Chart and figure data:
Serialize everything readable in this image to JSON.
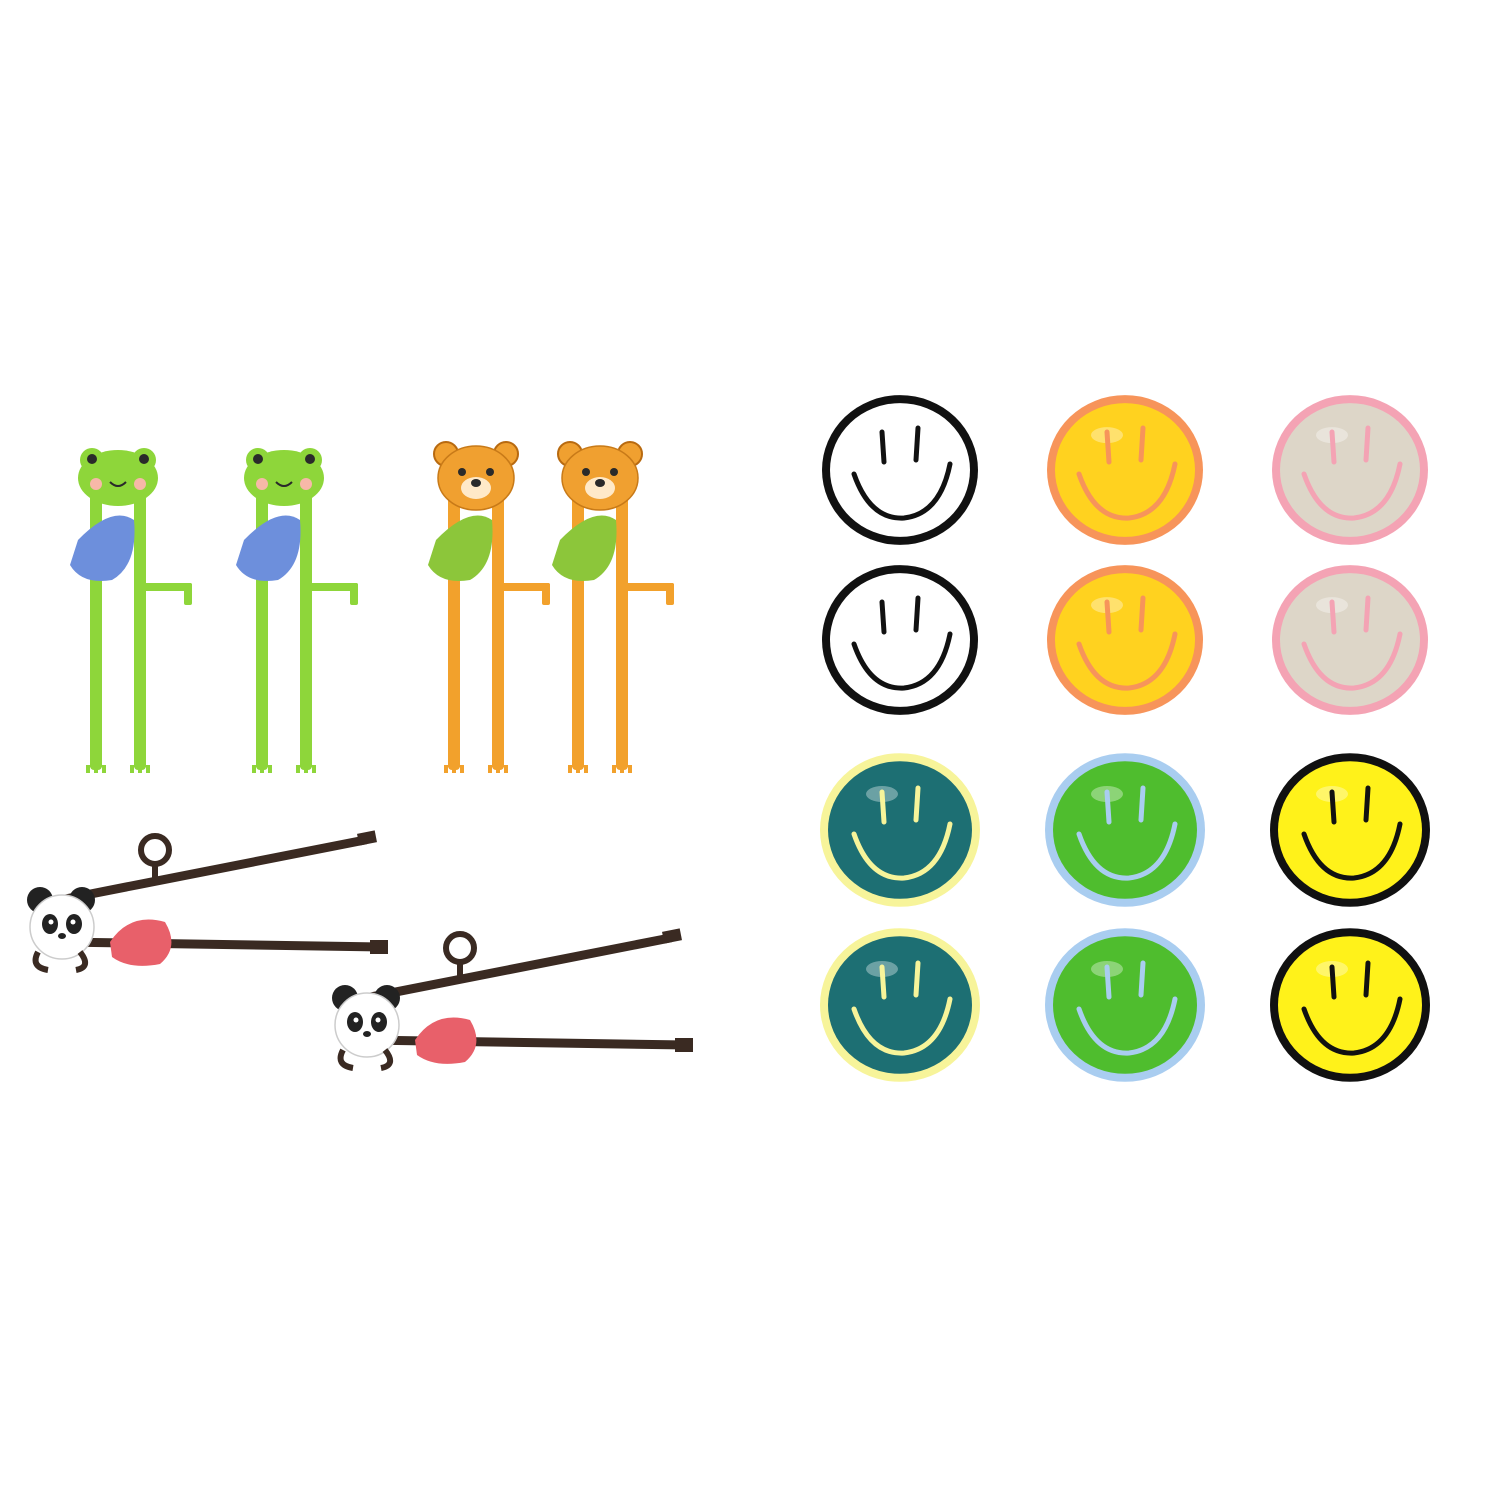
{
  "scene": "product-photo",
  "background_color": "#ffffff",
  "chopstick_sets": [
    {
      "animal": "frog",
      "stick_color": "#8ed63a",
      "head_color": "#8ed63a",
      "clip_color": "#6d8fdc",
      "count": 2
    },
    {
      "animal": "bear",
      "stick_color": "#f2a12c",
      "head_color": "#f0a030",
      "clip_color": "#8cc63a",
      "count": 2
    },
    {
      "animal": "panda",
      "stick_color": "#3a2a22",
      "head_color": "#ffffff",
      "clip_color": "#e8606a",
      "count": 2
    }
  ],
  "smiley_rests": [
    {
      "face": "#ffffff",
      "rim": "#111111",
      "line": "#111111"
    },
    {
      "face": "#ffd21f",
      "rim": "#f7945a",
      "line": "#f7945a"
    },
    {
      "face": "#ddd6c8",
      "rim": "#f4a3b4",
      "line": "#f4a3b4"
    },
    {
      "face": "#ffffff",
      "rim": "#111111",
      "line": "#111111"
    },
    {
      "face": "#ffd21f",
      "rim": "#f7945a",
      "line": "#f7945a"
    },
    {
      "face": "#ddd6c8",
      "rim": "#f4a3b4",
      "line": "#f4a3b4"
    },
    {
      "face": "#1d6f73",
      "rim": "#f7f49a",
      "line": "#f7f49a"
    },
    {
      "face": "#4fbd2e",
      "rim": "#a9cdf0",
      "line": "#a9cdf0"
    },
    {
      "face": "#fff21a",
      "rim": "#111111",
      "line": "#111111"
    },
    {
      "face": "#1d6f73",
      "rim": "#f7f49a",
      "line": "#f7f49a"
    },
    {
      "face": "#4fbd2e",
      "rim": "#a9cdf0",
      "line": "#a9cdf0"
    },
    {
      "face": "#fff21a",
      "rim": "#111111",
      "line": "#111111"
    }
  ]
}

§ Work to complete
Return the material exactly as given, apart from the pictures.

§ Written response
Serialize everything readable in this image to JSON.
{
  "scene": "product-photo",
  "background_color": "#ffffff",
  "chopstick_sets": [
    {
      "animal": "frog",
      "stick_color": "#8ed63a",
      "head_color": "#8ed63a",
      "clip_color": "#6d8fdc",
      "count": 2
    },
    {
      "animal": "bear",
      "stick_color": "#f2a12c",
      "head_color": "#f0a030",
      "clip_color": "#8cc63a",
      "count": 2
    },
    {
      "animal": "panda",
      "stick_color": "#3a2a22",
      "head_color": "#ffffff",
      "clip_color": "#e8606a",
      "count": 2
    }
  ],
  "smiley_rests": [
    {
      "face": "#ffffff",
      "rim": "#111111",
      "line": "#111111"
    },
    {
      "face": "#ffd21f",
      "rim": "#f7945a",
      "line": "#f7945a"
    },
    {
      "face": "#ddd6c8",
      "rim": "#f4a3b4",
      "line": "#f4a3b4"
    },
    {
      "face": "#ffffff",
      "rim": "#111111",
      "line": "#111111"
    },
    {
      "face": "#ffd21f",
      "rim": "#f7945a",
      "line": "#f7945a"
    },
    {
      "face": "#ddd6c8",
      "rim": "#f4a3b4",
      "line": "#f4a3b4"
    },
    {
      "face": "#1d6f73",
      "rim": "#f7f49a",
      "line": "#f7f49a"
    },
    {
      "face": "#4fbd2e",
      "rim": "#a9cdf0",
      "line": "#a9cdf0"
    },
    {
      "face": "#fff21a",
      "rim": "#111111",
      "line": "#111111"
    },
    {
      "face": "#1d6f73",
      "rim": "#f7f49a",
      "line": "#f7f49a"
    },
    {
      "face": "#4fbd2e",
      "rim": "#a9cdf0",
      "line": "#a9cdf0"
    },
    {
      "face": "#fff21a",
      "rim": "#111111",
      "line": "#111111"
    }
  ]
}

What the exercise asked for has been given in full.